(Material for the task)
• • •
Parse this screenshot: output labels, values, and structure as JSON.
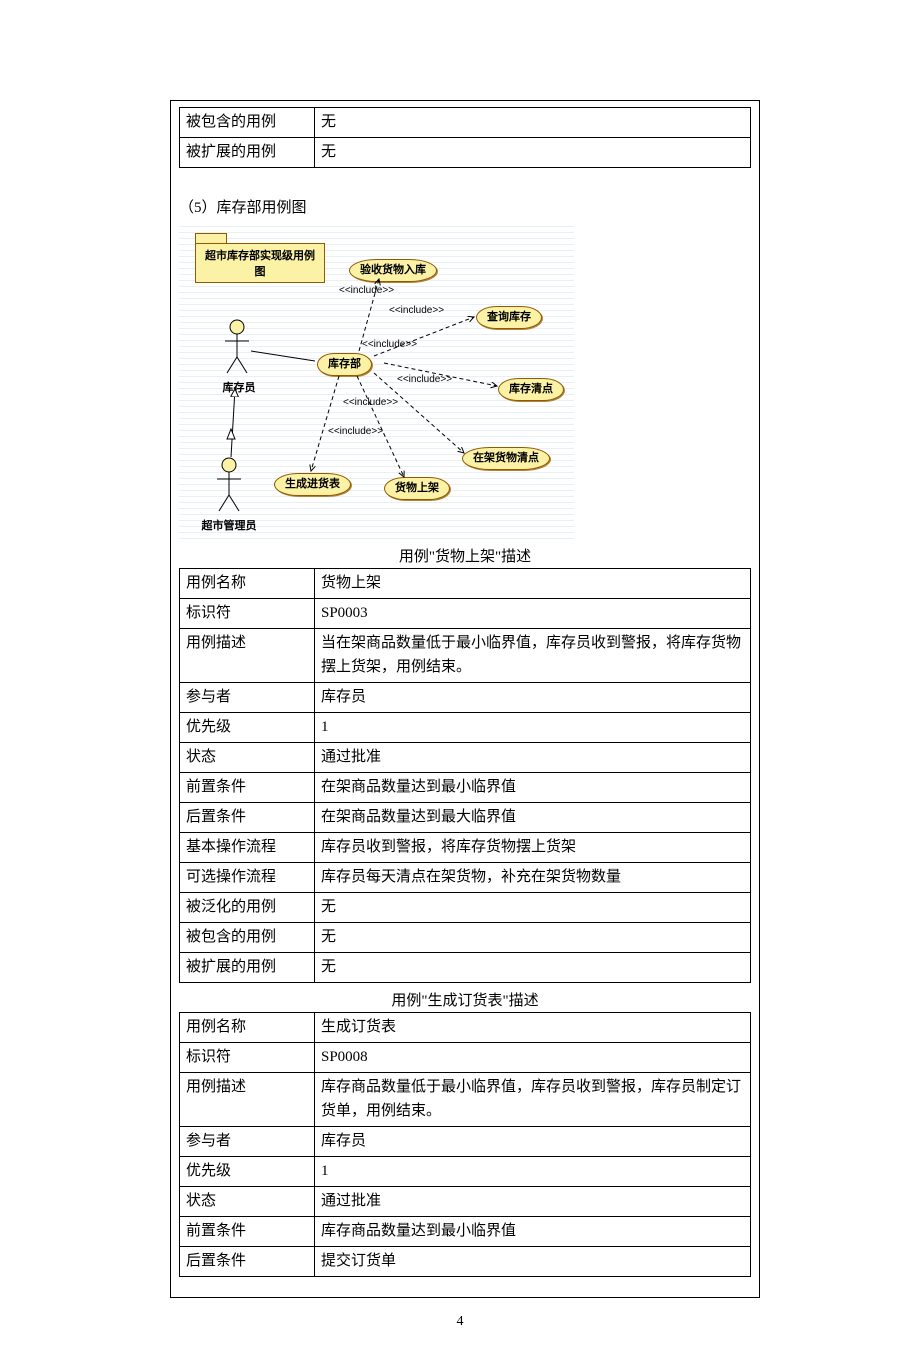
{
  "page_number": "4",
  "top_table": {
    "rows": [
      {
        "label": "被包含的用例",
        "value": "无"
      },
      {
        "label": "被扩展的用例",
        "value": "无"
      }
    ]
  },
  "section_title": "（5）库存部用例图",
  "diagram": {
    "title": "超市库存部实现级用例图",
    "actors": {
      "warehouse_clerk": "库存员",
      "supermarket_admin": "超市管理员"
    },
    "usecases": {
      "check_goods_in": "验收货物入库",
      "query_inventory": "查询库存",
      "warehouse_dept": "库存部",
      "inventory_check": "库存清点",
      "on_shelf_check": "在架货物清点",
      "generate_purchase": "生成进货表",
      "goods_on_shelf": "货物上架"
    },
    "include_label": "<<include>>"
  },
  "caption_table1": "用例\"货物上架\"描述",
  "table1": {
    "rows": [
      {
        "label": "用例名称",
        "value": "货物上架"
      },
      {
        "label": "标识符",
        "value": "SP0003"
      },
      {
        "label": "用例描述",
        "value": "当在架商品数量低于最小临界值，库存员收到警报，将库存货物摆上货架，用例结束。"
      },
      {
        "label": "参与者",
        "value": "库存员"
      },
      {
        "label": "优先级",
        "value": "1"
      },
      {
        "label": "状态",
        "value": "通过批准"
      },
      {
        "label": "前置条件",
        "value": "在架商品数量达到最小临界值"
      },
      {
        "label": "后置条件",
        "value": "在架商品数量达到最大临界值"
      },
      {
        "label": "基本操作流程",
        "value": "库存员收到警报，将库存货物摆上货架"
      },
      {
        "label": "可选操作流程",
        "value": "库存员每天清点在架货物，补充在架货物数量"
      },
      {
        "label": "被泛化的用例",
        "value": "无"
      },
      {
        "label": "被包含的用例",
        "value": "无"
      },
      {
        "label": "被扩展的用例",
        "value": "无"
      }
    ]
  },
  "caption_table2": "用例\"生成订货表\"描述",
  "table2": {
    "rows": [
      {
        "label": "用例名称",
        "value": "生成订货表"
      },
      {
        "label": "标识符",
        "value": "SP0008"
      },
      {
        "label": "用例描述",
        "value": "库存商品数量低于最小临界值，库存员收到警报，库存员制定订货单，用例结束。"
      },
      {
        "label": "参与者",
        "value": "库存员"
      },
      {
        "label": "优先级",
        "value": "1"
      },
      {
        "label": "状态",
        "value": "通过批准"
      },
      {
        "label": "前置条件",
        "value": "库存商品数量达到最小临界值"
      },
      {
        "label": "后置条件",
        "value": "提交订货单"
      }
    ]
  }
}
• • •
(To be done)
Output the lines above in full and exactly as given, omitting any pictures.

(Response to the task)
Parse this screenshot: output labels, values, and structure as JSON.
{
  "page_number": "4",
  "top_table": {
    "rows": [
      {
        "label": "被包含的用例",
        "value": "无"
      },
      {
        "label": "被扩展的用例",
        "value": "无"
      }
    ]
  },
  "section_title": "（5）库存部用例图",
  "diagram": {
    "title": "超市库存部实现级用例图",
    "actors": {
      "warehouse_clerk": "库存员",
      "supermarket_admin": "超市管理员"
    },
    "usecases": {
      "check_goods_in": "验收货物入库",
      "query_inventory": "查询库存",
      "warehouse_dept": "库存部",
      "inventory_check": "库存清点",
      "on_shelf_check": "在架货物清点",
      "generate_purchase": "生成进货表",
      "goods_on_shelf": "货物上架"
    },
    "include_label": "<<include>>"
  },
  "caption_table1": "用例\"货物上架\"描述",
  "table1": {
    "rows": [
      {
        "label": "用例名称",
        "value": "货物上架"
      },
      {
        "label": "标识符",
        "value": "SP0003"
      },
      {
        "label": "用例描述",
        "value": "当在架商品数量低于最小临界值，库存员收到警报，将库存货物摆上货架，用例结束。"
      },
      {
        "label": "参与者",
        "value": "库存员"
      },
      {
        "label": "优先级",
        "value": "1"
      },
      {
        "label": "状态",
        "value": "通过批准"
      },
      {
        "label": "前置条件",
        "value": "在架商品数量达到最小临界值"
      },
      {
        "label": "后置条件",
        "value": "在架商品数量达到最大临界值"
      },
      {
        "label": "基本操作流程",
        "value": "库存员收到警报，将库存货物摆上货架"
      },
      {
        "label": "可选操作流程",
        "value": "库存员每天清点在架货物，补充在架货物数量"
      },
      {
        "label": "被泛化的用例",
        "value": "无"
      },
      {
        "label": "被包含的用例",
        "value": "无"
      },
      {
        "label": "被扩展的用例",
        "value": "无"
      }
    ]
  },
  "caption_table2": "用例\"生成订货表\"描述",
  "table2": {
    "rows": [
      {
        "label": "用例名称",
        "value": "生成订货表"
      },
      {
        "label": "标识符",
        "value": "SP0008"
      },
      {
        "label": "用例描述",
        "value": "库存商品数量低于最小临界值，库存员收到警报，库存员制定订货单，用例结束。"
      },
      {
        "label": "参与者",
        "value": "库存员"
      },
      {
        "label": "优先级",
        "value": "1"
      },
      {
        "label": "状态",
        "value": "通过批准"
      },
      {
        "label": "前置条件",
        "value": "库存商品数量达到最小临界值"
      },
      {
        "label": "后置条件",
        "value": "提交订货单"
      }
    ]
  }
}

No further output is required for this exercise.